▶ WORK TO DO: Exclude the pictures, then copy all remaining records exactly.
* START RECORDS SHOWN *
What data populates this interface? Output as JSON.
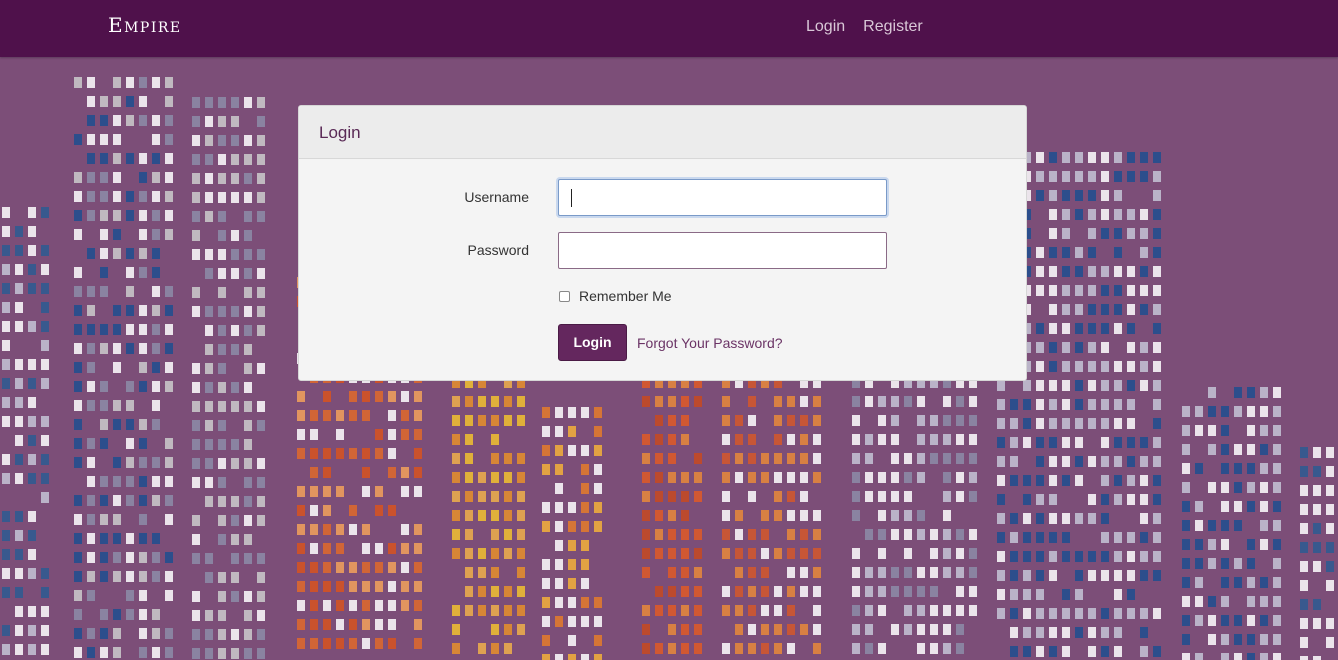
{
  "navbar": {
    "brand": "Empire",
    "links": [
      {
        "label": "Login"
      },
      {
        "label": "Register"
      }
    ]
  },
  "login_panel": {
    "title": "Login",
    "username_label": "Username",
    "username_value": "",
    "password_label": "Password",
    "password_value": "",
    "remember_label": "Remember Me",
    "remember_checked": false,
    "submit_label": "Login",
    "forgot_label": "Forgot Your Password?"
  },
  "colors": {
    "navbar": "#4f114b",
    "background": "#7c4e78",
    "button": "#64275e",
    "accent_text": "#6b3466"
  }
}
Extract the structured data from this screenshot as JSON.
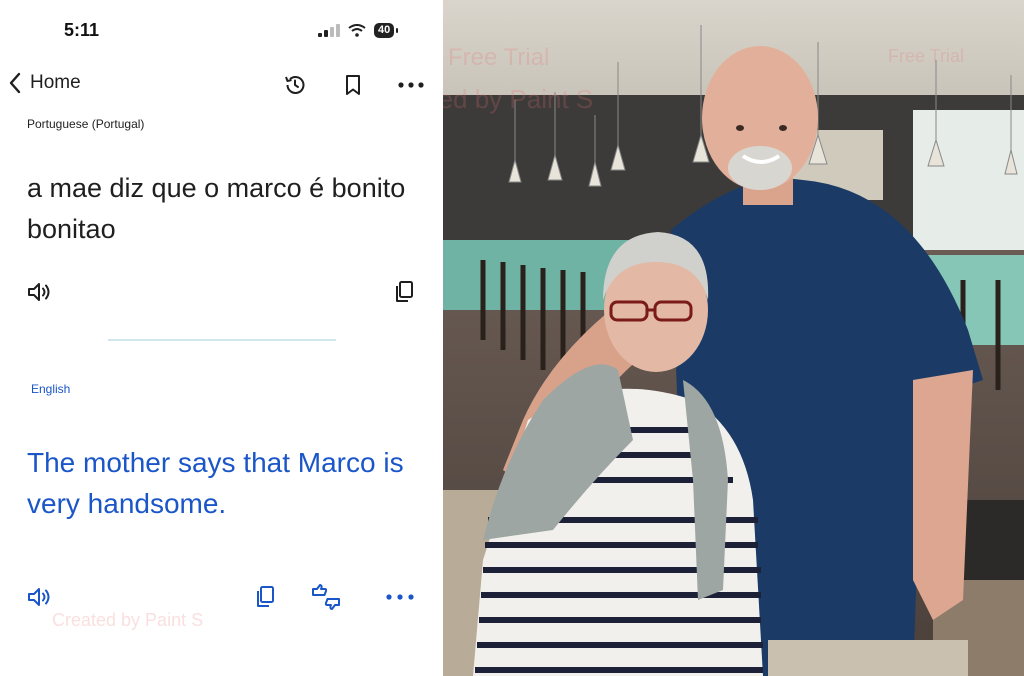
* END RECORDS SHOWN *
▶ RESULT:
What data populates this interface? Output as JSON.
{
  "navbar": {
    "brand": "Empire",
    "links": [
      {
        "label": "Login"
      },
      {
        "label": "Register"
      }
    ]
  },
  "login_panel": {
    "title": "Login",
    "username_label": "Username",
    "username_value": "",
    "password_label": "Password",
    "password_value": "",
    "remember_label": "Remember Me",
    "remember_checked": false,
    "submit_label": "Login",
    "forgot_label": "Forgot Your Password?"
  },
  "colors": {
    "navbar": "#4f114b",
    "background": "#7c4e78",
    "button": "#64275e",
    "accent_text": "#6b3466"
  }
}
Extract the structured data from this screenshot as JSON.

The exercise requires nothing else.